◆ DIRECTIONS
Show every line that has the string "качественная" in it.

◆ Data entries
────────────────

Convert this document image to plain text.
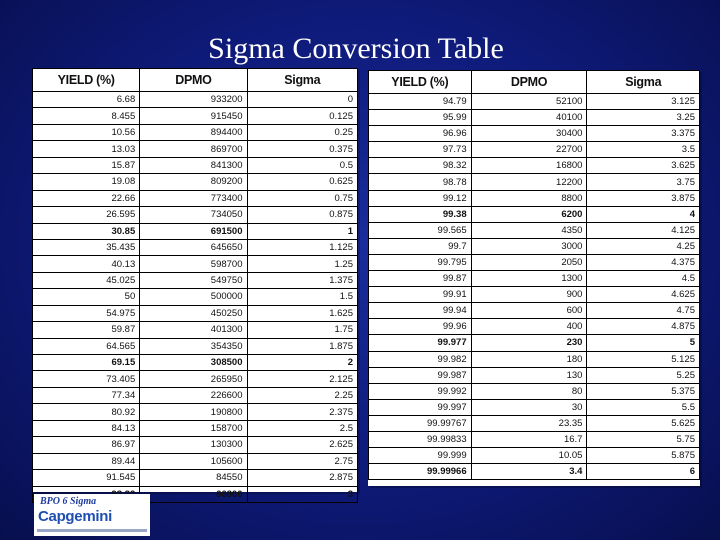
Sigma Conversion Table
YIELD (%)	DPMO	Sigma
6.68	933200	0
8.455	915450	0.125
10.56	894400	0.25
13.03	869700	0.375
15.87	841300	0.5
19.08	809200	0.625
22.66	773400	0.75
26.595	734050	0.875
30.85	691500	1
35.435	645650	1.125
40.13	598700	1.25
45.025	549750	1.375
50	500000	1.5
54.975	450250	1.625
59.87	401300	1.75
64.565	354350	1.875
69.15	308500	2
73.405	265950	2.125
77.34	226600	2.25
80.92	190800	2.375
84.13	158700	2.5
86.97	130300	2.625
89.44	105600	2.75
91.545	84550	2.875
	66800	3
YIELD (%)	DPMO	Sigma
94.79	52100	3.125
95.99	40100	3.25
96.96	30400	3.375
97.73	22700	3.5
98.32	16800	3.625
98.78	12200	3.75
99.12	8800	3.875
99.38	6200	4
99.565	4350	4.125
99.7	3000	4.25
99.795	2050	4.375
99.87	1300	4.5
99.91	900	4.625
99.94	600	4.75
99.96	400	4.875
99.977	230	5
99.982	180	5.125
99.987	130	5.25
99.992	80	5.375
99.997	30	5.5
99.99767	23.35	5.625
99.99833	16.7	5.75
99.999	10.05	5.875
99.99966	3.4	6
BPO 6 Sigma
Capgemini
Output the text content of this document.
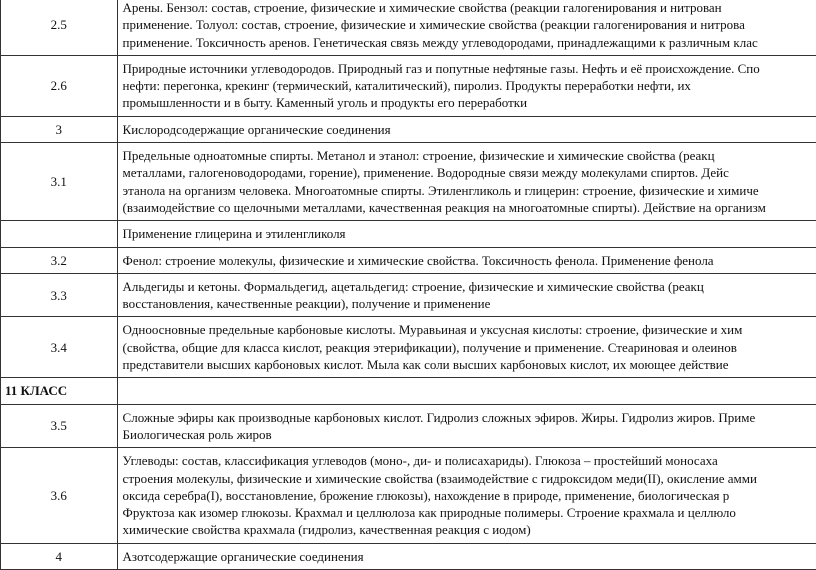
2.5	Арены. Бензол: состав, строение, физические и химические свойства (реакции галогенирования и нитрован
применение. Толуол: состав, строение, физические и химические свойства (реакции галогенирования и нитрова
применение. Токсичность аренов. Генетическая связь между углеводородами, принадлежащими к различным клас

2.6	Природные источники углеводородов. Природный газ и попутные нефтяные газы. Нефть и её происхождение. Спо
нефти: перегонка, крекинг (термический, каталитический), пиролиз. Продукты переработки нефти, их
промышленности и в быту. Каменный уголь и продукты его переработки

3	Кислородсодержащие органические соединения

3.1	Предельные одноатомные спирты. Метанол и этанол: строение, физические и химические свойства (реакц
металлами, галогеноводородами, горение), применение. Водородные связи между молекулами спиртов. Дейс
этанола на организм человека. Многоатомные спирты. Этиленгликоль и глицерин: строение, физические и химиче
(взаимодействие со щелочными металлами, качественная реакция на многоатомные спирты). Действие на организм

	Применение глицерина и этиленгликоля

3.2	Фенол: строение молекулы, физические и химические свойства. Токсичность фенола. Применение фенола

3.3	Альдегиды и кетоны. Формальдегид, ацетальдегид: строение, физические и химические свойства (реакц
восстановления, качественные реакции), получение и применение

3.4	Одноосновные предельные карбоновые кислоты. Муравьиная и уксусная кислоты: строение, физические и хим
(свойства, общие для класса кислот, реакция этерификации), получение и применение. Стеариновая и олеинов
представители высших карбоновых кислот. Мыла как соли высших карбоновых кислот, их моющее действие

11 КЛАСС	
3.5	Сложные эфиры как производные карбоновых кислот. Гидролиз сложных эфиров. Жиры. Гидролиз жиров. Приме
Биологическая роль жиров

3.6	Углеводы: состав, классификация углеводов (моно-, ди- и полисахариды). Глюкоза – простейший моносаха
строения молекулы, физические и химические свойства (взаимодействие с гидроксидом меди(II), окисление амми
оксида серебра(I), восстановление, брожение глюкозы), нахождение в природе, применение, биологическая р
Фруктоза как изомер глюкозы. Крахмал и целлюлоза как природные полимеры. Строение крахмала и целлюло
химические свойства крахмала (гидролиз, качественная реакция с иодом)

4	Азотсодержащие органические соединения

────────────────

◆ ANSWER IN FULL
(взаимодействие со щелочными металлами, качественная реакция на многоатомные спирты). Действие на организм
химические свойства крахмала (гидролиз, качественная реакция с иодом)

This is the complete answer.